* START *

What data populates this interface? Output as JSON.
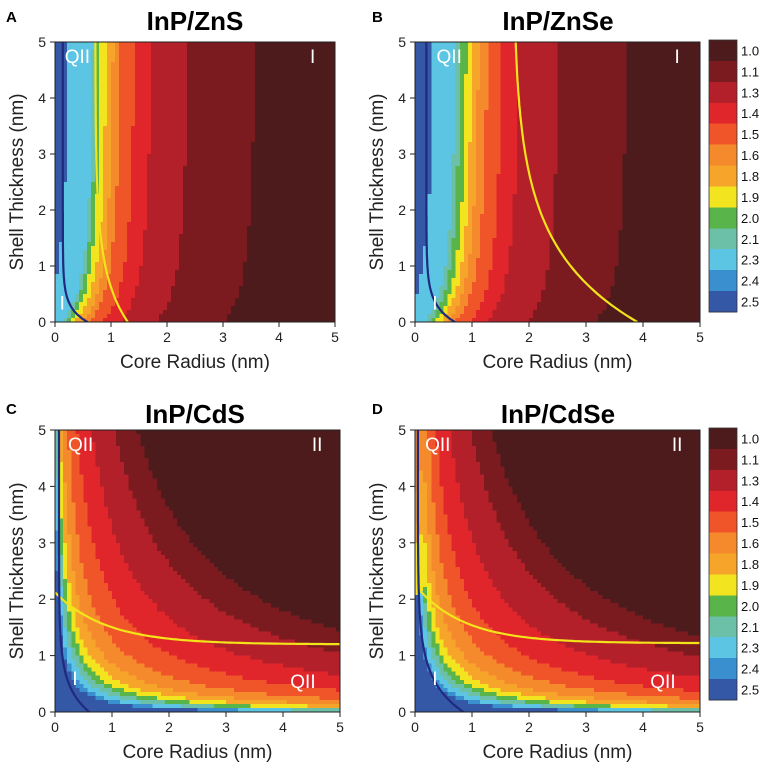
{
  "figure": {
    "x_label": "Core Radius (nm)",
    "y_label": "Shell Thickness (nm)"
  },
  "colorbar": {
    "levels": [
      "1.0",
      "1.1",
      "1.3",
      "1.4",
      "1.5",
      "1.6",
      "1.8",
      "1.9",
      "2.0",
      "2.1",
      "2.3",
      "2.4",
      "2.5"
    ],
    "colors": [
      "#4d1b1b",
      "#7c1b1f",
      "#b3202a",
      "#e0252b",
      "#ef5529",
      "#f48a2c",
      "#f6a42a",
      "#f2e51f",
      "#59b54a",
      "#6cc0a8",
      "#5cc5e4",
      "#3a8fcf",
      "#3457a6"
    ]
  },
  "boundary_colors": {
    "type_I_quasi": "#1f2a80",
    "yellow_line": "#f3e31b"
  },
  "chart_data": [
    {
      "panel": "A",
      "type": "heatmap",
      "title": "InP/ZnS",
      "xlabel": "Core Radius (nm)",
      "ylabel": "Shell Thickness (nm)",
      "xlim": [
        0,
        5
      ],
      "ylim": [
        0,
        5
      ],
      "xticks": [
        "0",
        "1",
        "2",
        "3",
        "4",
        "5"
      ],
      "yticks": [
        "0",
        "1",
        "2",
        "3",
        "4",
        "5"
      ],
      "model": "radial",
      "level_boundaries_core_radius_nm": [
        0.12,
        0.56,
        0.62,
        0.7,
        0.8,
        0.92,
        1.05,
        1.3,
        1.6,
        2.25,
        3.45
      ],
      "yellow_curve": {
        "type": "vertical",
        "x_asym": 0.72,
        "x_at_zero": 1.3,
        "decay": 0.85
      },
      "dark_curve": {
        "type": "vertical",
        "x_asym": 0.14,
        "x_at_zero": 0.58,
        "decay": 0.25
      },
      "region_labels": [
        {
          "text": "QII",
          "x": 0.4,
          "y": 4.75
        },
        {
          "text": "I",
          "x": 4.6,
          "y": 4.75
        },
        {
          "text": "I",
          "x": 0.13,
          "y": 0.35
        }
      ]
    },
    {
      "panel": "B",
      "type": "heatmap",
      "title": "InP/ZnSe",
      "xlabel": "Core Radius (nm)",
      "ylabel": "Shell Thickness (nm)",
      "xlim": [
        0,
        5
      ],
      "ylim": [
        0,
        5
      ],
      "xticks": [
        "0",
        "1",
        "2",
        "3",
        "4",
        "5"
      ],
      "yticks": [
        "0",
        "1",
        "2",
        "3",
        "4",
        "5"
      ],
      "model": "radial",
      "level_boundaries_core_radius_nm": [
        0.2,
        0.6,
        0.68,
        0.78,
        0.88,
        1.0,
        1.15,
        1.4,
        1.7,
        2.4,
        3.6
      ],
      "yellow_curve": {
        "type": "vertical",
        "x_asym": 1.72,
        "x_at_zero": 3.9,
        "decay": 1.3
      },
      "dark_curve": {
        "type": "vertical",
        "x_asym": 0.2,
        "x_at_zero": 0.7,
        "decay": 0.3
      },
      "region_labels": [
        {
          "text": "QII",
          "x": 0.6,
          "y": 4.75
        },
        {
          "text": "I",
          "x": 4.6,
          "y": 4.75
        },
        {
          "text": "I",
          "x": 0.35,
          "y": 0.35
        }
      ]
    },
    {
      "panel": "C",
      "type": "heatmap",
      "title": "InP/CdS",
      "xlabel": "Core Radius (nm)",
      "ylabel": "Shell Thickness (nm)",
      "xlim": [
        0,
        5
      ],
      "ylim": [
        0,
        5
      ],
      "xticks": [
        "0",
        "1",
        "2",
        "3",
        "4",
        "5"
      ],
      "yticks": [
        "0",
        "1",
        "2",
        "3",
        "4",
        "5"
      ],
      "model": "hyperbolic",
      "level_boundaries_product": [
        0.22,
        0.28,
        0.36,
        0.45,
        0.55,
        0.7,
        0.95,
        1.4,
        2.2,
        3.5,
        5.5,
        7.5
      ],
      "yellow_curve": {
        "type": "horizontal",
        "y_asym": 1.2,
        "y_at_zero": 2.12,
        "decay": 0.9
      },
      "dark_curve": {
        "type": "vertical",
        "x_asym": 0.07,
        "x_at_zero": 0.6,
        "decay": 0.45
      },
      "region_labels": [
        {
          "text": "QII",
          "x": 0.45,
          "y": 4.75
        },
        {
          "text": "II",
          "x": 4.6,
          "y": 4.75
        },
        {
          "text": "QII",
          "x": 4.35,
          "y": 0.55
        },
        {
          "text": "I",
          "x": 0.35,
          "y": 0.6
        }
      ]
    },
    {
      "panel": "D",
      "type": "heatmap",
      "title": "InP/CdSe",
      "xlabel": "Core Radius (nm)",
      "ylabel": "Shell Thickness (nm)",
      "xlim": [
        0,
        5
      ],
      "ylim": [
        0,
        5
      ],
      "xticks": [
        "0",
        "1",
        "2",
        "3",
        "4",
        "5"
      ],
      "yticks": [
        "0",
        "1",
        "2",
        "3",
        "4",
        "5"
      ],
      "model": "hyperbolic_tl",
      "level_boundaries_product": [
        0.22,
        0.28,
        0.36,
        0.45,
        0.55,
        0.7,
        0.95,
        1.4,
        2.1,
        3.3,
        5.2,
        7.0
      ],
      "yellow_curve": {
        "type": "horizontal",
        "y_asym": 1.22,
        "y_at_zero": 2.25,
        "decay": 0.85
      },
      "dark_curve": {
        "type": "vertical",
        "x_asym": 0.05,
        "x_at_zero": 0.85,
        "decay": 0.55
      },
      "region_labels": [
        {
          "text": "QII",
          "x": 0.4,
          "y": 4.75
        },
        {
          "text": "II",
          "x": 4.6,
          "y": 4.75
        },
        {
          "text": "QII",
          "x": 4.35,
          "y": 0.55
        },
        {
          "text": "I",
          "x": 0.35,
          "y": 0.6
        }
      ]
    }
  ]
}
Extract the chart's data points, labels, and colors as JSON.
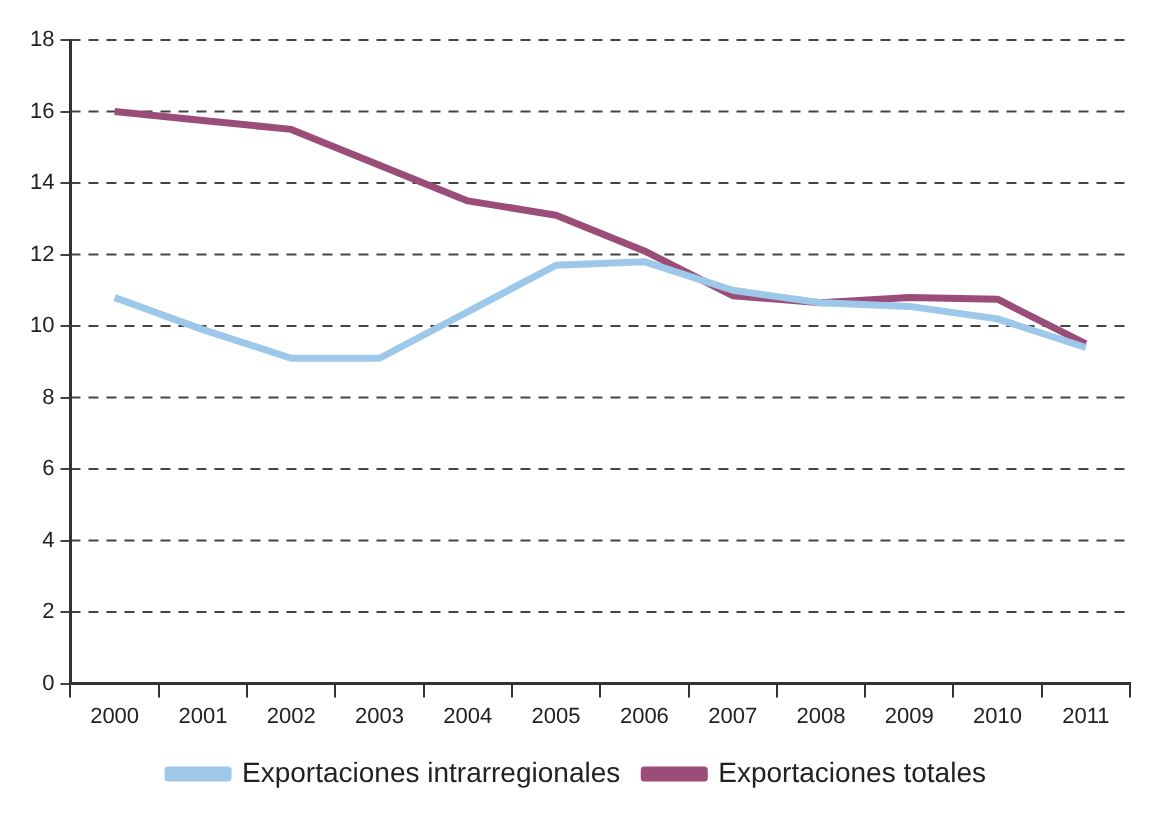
{
  "chart_data": {
    "type": "line",
    "categories": [
      "2000",
      "2001",
      "2002",
      "2003",
      "2004",
      "2005",
      "2006",
      "2007",
      "2008",
      "2009",
      "2010",
      "2011"
    ],
    "series": [
      {
        "name": "Exportaciones intrarregionales",
        "color": "#9dc8ea",
        "values": [
          10.8,
          9.9,
          9.1,
          9.1,
          10.4,
          11.7,
          11.8,
          11.0,
          10.65,
          10.55,
          10.2,
          9.4
        ]
      },
      {
        "name": "Exportaciones totales",
        "color": "#9b4d7a",
        "values": [
          16.0,
          15.75,
          15.5,
          14.5,
          13.5,
          13.1,
          12.1,
          10.85,
          10.65,
          10.8,
          10.75,
          9.5
        ]
      }
    ],
    "ylim": [
      0,
      18
    ],
    "yticks": [
      0,
      2,
      4,
      6,
      8,
      10,
      12,
      14,
      16,
      18
    ],
    "grid": "y",
    "legend": "bottom",
    "marker": "none",
    "line_style": "solid"
  }
}
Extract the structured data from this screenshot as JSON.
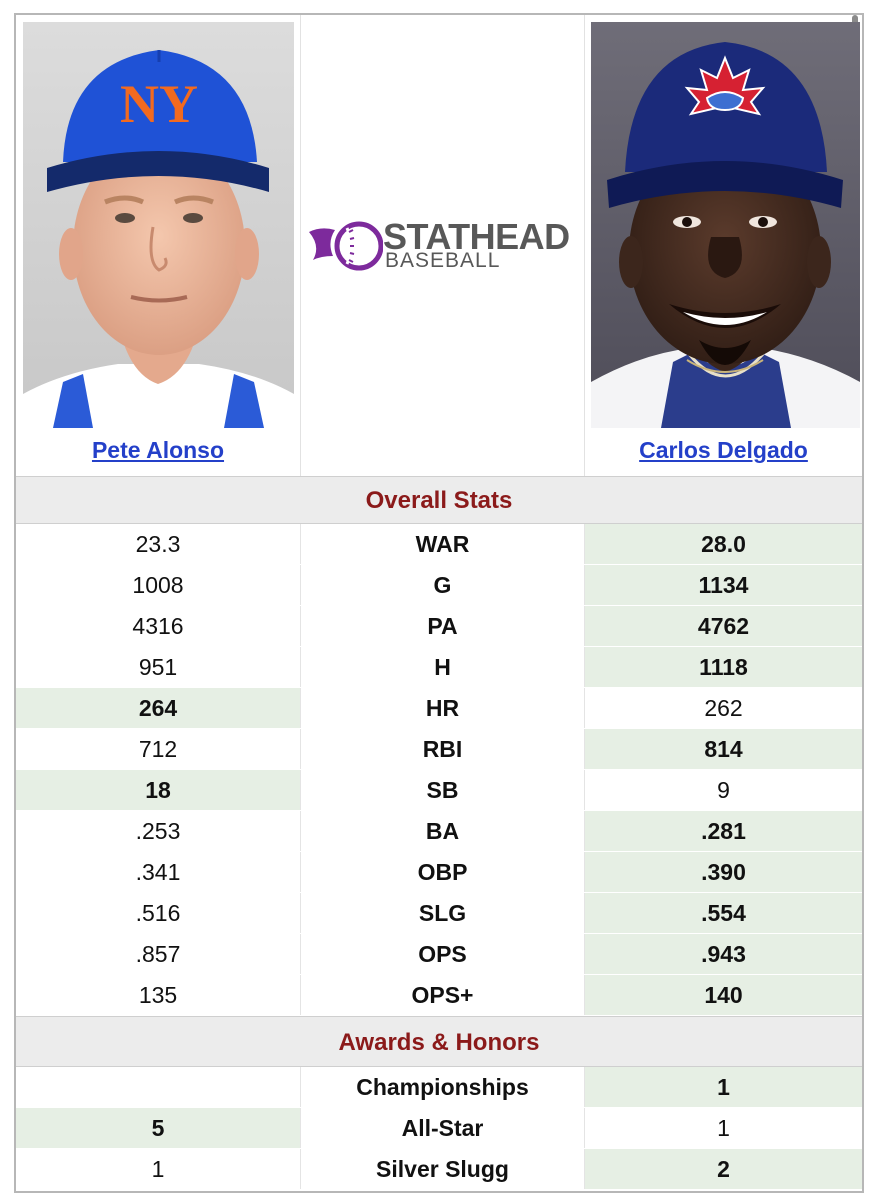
{
  "players": {
    "left": {
      "name": "Pete Alonso"
    },
    "right": {
      "name": "Carlos Delgado"
    }
  },
  "logo": {
    "main": "STATHEAD",
    "sub": "BASEBALL"
  },
  "colors": {
    "winner_bg": "#e6efe4",
    "section_title": "#8b1a1a",
    "link": "#2440c9",
    "logo_purple": "#7d2a9c"
  },
  "sections": {
    "overall": "Overall Stats",
    "awards": "Awards & Honors"
  },
  "overall_stats": [
    {
      "left": "23.3",
      "label": "WAR",
      "right": "28.0",
      "winner": "right"
    },
    {
      "left": "1008",
      "label": "G",
      "right": "1134",
      "winner": "right"
    },
    {
      "left": "4316",
      "label": "PA",
      "right": "4762",
      "winner": "right"
    },
    {
      "left": "951",
      "label": "H",
      "right": "1118",
      "winner": "right"
    },
    {
      "left": "264",
      "label": "HR",
      "right": "262",
      "winner": "left"
    },
    {
      "left": "712",
      "label": "RBI",
      "right": "814",
      "winner": "right"
    },
    {
      "left": "18",
      "label": "SB",
      "right": "9",
      "winner": "left"
    },
    {
      "left": ".253",
      "label": "BA",
      "right": ".281",
      "winner": "right"
    },
    {
      "left": ".341",
      "label": "OBP",
      "right": ".390",
      "winner": "right"
    },
    {
      "left": ".516",
      "label": "SLG",
      "right": ".554",
      "winner": "right"
    },
    {
      "left": ".857",
      "label": "OPS",
      "right": ".943",
      "winner": "right"
    },
    {
      "left": "135",
      "label": "OPS+",
      "right": "140",
      "winner": "right"
    }
  ],
  "awards": [
    {
      "left": "",
      "label": "Championships",
      "right": "1",
      "winner": "right"
    },
    {
      "left": "5",
      "label": "All-Star",
      "right": "1",
      "winner": "left"
    },
    {
      "left": "1",
      "label": "Silver Slugg",
      "right": "2",
      "winner": "right"
    }
  ]
}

* END *

From the data, pick out every line that includes "name".

Exercise answer:
        "name": "Exportaciones intrarregionales",
        "name": "Exportaciones totales",
      "name": "Pete Alonso"
      "name": "Carlos Delgado"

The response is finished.